__Dataset records__
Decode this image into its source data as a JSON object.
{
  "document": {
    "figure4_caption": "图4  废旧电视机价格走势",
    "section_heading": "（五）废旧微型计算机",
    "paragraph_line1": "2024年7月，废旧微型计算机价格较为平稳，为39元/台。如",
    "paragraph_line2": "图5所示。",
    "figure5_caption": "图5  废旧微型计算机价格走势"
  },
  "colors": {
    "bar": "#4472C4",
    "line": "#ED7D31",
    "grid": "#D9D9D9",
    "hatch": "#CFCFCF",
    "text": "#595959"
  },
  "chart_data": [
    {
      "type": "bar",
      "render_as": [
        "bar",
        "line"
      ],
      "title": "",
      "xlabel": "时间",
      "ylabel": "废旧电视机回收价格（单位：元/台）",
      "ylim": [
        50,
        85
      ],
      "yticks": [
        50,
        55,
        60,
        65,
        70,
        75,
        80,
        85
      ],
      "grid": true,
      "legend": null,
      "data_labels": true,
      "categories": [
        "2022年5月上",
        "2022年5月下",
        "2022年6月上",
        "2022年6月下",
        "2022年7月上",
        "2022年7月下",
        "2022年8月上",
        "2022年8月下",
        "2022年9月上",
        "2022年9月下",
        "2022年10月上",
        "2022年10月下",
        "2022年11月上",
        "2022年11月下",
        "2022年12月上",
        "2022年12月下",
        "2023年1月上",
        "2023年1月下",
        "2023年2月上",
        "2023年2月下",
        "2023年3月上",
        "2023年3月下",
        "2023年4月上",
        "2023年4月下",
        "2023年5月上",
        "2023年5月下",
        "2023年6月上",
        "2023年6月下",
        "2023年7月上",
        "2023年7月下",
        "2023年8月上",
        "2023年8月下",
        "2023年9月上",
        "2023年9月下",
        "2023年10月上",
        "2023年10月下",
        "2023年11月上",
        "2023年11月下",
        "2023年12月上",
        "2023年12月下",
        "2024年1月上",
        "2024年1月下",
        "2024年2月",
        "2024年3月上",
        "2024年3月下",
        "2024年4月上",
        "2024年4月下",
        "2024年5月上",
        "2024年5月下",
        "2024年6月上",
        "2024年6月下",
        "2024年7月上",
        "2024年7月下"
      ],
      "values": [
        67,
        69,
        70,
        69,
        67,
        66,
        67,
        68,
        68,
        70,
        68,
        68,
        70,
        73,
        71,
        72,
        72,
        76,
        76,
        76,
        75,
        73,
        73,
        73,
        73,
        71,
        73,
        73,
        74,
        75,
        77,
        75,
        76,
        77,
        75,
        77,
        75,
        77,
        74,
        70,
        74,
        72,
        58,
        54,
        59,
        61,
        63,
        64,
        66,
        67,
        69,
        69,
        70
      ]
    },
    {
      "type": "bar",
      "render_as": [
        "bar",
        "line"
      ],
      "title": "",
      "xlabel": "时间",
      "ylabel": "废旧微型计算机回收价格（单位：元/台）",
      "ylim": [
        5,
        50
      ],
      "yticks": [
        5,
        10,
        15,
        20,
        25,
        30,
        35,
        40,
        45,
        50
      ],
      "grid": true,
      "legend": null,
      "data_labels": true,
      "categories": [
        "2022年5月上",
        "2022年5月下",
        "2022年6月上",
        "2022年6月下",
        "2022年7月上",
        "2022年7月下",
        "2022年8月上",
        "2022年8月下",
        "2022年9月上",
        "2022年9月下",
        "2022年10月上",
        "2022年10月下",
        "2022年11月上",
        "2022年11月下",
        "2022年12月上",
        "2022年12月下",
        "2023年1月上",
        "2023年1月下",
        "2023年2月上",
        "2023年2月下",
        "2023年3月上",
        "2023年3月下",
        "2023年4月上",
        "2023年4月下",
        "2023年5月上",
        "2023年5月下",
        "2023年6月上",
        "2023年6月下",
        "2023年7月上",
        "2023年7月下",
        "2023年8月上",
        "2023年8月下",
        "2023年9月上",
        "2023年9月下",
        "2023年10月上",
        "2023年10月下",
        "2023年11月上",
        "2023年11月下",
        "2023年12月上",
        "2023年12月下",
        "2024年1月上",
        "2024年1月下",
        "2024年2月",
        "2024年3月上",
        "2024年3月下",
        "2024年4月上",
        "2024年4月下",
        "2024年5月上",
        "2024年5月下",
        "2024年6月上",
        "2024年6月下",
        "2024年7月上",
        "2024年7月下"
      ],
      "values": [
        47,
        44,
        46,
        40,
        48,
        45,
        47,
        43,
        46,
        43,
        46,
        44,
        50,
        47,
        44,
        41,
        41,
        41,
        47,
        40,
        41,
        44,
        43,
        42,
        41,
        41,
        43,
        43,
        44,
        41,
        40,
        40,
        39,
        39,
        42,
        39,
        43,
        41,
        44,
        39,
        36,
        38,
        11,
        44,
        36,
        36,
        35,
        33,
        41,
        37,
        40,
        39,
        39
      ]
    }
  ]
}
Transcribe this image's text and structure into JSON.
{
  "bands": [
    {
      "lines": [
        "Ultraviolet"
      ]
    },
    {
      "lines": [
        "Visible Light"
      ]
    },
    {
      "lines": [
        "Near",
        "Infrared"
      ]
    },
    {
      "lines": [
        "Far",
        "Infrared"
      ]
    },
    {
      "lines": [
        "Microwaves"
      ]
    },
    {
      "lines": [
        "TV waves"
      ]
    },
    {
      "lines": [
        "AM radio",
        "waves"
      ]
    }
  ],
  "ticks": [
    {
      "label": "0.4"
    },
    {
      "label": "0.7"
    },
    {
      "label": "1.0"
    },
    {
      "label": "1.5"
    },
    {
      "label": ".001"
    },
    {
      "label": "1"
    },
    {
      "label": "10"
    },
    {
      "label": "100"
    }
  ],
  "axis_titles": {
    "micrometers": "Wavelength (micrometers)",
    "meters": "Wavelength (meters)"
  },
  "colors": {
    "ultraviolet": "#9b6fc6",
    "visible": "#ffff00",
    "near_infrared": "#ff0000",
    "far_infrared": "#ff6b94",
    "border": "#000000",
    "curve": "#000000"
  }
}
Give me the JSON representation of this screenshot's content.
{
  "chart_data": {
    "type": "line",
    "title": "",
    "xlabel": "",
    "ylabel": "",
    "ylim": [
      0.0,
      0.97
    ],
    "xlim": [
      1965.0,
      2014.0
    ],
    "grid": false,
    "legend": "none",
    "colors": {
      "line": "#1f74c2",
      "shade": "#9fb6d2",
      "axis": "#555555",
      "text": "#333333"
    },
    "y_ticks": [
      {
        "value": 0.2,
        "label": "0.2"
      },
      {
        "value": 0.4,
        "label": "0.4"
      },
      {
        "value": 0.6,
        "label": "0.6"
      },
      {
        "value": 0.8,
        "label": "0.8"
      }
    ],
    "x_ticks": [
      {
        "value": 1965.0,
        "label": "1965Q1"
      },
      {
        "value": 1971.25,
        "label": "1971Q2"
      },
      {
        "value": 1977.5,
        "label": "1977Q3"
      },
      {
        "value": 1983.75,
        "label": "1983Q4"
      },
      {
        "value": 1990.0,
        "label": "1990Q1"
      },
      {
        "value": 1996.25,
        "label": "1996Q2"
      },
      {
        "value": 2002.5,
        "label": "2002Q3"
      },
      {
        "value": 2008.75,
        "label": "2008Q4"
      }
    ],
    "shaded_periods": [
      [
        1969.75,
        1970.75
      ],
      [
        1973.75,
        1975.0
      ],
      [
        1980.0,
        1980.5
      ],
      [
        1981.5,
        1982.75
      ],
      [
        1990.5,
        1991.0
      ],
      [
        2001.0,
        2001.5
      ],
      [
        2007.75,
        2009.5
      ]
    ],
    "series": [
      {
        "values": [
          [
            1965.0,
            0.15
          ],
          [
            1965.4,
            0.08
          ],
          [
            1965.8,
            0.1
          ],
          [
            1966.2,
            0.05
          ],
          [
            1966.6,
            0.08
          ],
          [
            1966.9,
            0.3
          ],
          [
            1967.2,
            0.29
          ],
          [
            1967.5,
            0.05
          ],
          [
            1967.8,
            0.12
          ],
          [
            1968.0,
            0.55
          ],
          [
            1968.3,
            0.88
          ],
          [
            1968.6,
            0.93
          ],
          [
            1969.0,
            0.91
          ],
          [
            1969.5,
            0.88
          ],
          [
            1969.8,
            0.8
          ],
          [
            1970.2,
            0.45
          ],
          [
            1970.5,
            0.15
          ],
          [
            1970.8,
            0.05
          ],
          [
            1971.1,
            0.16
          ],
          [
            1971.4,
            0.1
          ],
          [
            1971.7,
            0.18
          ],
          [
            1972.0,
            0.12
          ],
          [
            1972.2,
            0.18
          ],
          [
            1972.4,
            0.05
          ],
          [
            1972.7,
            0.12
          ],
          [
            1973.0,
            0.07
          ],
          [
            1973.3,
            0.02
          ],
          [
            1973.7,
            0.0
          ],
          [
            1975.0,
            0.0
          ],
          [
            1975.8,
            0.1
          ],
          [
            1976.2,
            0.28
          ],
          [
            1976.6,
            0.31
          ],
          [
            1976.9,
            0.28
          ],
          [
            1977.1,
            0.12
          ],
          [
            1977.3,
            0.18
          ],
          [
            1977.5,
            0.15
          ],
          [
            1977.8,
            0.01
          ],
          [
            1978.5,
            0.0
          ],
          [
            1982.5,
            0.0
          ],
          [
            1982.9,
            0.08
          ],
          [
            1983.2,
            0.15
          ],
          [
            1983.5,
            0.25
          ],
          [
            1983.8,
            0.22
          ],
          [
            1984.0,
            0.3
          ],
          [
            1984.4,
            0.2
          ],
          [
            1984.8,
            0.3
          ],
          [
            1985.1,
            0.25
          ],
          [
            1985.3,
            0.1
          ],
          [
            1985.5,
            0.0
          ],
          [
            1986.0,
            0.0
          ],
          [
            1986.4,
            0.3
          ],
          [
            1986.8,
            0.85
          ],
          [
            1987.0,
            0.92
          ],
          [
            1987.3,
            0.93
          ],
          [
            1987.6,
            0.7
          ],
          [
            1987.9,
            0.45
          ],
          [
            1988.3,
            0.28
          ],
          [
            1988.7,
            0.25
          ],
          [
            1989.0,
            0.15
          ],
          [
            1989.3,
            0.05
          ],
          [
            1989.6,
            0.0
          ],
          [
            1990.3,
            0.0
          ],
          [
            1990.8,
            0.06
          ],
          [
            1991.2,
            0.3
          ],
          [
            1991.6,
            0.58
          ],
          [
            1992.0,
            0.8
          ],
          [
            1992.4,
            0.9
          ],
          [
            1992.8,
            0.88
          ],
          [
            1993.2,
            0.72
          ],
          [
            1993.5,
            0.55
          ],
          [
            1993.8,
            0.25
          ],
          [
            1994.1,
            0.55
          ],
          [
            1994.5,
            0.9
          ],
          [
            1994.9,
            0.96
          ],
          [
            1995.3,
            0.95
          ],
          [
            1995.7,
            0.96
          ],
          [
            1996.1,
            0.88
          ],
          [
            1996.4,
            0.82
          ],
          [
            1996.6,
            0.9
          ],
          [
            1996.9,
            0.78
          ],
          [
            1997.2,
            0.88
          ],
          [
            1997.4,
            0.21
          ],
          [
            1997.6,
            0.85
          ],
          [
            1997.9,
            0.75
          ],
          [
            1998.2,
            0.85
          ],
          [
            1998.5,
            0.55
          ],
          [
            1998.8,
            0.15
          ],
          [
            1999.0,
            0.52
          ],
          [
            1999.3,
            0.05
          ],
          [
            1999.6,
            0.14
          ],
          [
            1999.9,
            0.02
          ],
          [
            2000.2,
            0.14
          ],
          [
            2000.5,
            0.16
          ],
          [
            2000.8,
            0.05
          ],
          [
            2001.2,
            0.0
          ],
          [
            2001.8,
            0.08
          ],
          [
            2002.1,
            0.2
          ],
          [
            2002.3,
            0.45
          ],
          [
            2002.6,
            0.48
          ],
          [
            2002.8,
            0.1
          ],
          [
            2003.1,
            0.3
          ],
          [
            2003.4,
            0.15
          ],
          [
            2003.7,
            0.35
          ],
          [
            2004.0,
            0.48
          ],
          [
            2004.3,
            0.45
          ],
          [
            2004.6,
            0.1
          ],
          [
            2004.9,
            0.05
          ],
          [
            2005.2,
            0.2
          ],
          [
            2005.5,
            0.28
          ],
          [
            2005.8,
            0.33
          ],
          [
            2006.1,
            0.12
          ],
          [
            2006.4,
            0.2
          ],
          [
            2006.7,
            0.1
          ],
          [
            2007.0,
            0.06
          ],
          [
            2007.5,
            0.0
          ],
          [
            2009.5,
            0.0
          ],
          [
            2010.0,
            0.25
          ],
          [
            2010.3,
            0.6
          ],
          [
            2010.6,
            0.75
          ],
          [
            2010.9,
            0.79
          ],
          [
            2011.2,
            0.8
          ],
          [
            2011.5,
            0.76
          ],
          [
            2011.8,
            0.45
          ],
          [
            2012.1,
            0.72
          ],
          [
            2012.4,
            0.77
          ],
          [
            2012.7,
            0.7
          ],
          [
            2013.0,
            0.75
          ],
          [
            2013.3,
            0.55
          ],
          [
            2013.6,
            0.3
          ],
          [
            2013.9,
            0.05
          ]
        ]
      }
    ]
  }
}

__Objective__
Pull out every line containing "image".

__Task solution__
Decode this image into its source data as a JSON object.
Transcribe this image's text and structure into JSON.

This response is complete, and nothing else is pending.